Dataset items
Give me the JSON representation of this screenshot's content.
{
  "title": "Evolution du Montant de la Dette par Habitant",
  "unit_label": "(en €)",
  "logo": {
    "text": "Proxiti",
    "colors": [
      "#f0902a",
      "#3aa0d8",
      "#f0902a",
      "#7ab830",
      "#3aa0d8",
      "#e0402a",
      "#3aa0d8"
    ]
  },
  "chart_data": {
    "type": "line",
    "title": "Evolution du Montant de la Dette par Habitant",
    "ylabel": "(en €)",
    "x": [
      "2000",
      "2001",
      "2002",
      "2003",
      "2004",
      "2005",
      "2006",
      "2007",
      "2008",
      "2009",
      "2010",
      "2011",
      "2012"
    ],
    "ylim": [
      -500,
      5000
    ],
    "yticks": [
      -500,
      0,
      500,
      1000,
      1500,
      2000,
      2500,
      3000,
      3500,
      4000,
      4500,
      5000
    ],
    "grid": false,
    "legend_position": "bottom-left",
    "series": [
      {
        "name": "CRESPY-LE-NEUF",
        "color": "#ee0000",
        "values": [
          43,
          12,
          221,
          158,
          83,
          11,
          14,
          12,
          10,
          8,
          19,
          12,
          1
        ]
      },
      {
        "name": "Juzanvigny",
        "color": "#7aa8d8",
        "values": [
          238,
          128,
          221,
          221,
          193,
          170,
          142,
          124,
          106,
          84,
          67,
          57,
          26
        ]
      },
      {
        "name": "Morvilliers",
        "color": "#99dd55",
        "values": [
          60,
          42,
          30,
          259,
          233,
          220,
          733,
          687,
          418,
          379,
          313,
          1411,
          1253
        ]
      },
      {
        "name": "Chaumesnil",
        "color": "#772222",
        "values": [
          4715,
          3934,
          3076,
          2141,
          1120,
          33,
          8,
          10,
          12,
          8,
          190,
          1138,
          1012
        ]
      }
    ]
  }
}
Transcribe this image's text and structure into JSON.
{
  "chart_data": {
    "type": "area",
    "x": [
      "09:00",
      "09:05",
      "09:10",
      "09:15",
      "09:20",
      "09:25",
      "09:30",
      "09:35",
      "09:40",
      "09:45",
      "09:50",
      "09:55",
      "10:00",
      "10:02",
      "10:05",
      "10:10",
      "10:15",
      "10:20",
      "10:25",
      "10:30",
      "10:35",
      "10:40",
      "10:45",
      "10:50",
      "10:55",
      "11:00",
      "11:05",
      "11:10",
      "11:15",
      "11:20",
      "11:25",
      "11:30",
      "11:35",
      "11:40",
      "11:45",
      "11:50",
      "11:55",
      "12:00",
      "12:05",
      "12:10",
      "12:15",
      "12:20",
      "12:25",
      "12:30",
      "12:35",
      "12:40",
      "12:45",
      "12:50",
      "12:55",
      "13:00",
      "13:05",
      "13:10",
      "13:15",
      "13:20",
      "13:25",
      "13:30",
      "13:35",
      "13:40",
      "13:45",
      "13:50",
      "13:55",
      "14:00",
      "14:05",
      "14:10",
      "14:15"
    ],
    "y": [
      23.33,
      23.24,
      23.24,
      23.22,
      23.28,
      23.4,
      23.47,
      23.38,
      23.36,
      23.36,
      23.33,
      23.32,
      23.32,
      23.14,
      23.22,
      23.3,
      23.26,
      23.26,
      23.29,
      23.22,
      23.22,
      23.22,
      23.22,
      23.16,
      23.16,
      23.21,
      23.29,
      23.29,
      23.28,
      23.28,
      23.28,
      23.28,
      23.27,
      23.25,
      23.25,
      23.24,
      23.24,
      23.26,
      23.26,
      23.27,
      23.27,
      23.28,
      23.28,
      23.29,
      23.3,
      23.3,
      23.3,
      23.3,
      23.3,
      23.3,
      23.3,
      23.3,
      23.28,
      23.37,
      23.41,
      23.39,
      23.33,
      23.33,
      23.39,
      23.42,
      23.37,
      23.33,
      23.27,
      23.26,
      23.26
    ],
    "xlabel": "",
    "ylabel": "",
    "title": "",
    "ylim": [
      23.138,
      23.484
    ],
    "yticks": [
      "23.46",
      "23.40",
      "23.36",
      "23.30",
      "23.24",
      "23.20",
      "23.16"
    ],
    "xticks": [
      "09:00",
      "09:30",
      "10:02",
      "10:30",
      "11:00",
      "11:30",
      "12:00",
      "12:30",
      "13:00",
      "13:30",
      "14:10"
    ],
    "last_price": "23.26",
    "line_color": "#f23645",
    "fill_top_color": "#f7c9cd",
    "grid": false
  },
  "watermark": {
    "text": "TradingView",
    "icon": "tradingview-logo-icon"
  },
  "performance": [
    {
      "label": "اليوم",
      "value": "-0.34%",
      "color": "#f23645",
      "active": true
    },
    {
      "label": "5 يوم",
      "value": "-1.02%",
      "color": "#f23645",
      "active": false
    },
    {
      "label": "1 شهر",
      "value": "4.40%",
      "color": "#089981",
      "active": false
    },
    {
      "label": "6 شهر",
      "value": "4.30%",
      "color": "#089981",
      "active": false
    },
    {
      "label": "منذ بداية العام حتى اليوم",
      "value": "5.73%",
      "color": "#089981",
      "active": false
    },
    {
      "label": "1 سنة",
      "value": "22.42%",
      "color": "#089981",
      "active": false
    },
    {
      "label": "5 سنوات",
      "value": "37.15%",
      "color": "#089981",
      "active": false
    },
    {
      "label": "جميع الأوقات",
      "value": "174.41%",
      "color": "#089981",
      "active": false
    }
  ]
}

_Given request:_ Search the entries for the string "this" and collect each line that has it.

_Exercise response:_
Give me the JSON representation of this screenshot's content.
Transcribe this image's text and structure into JSON.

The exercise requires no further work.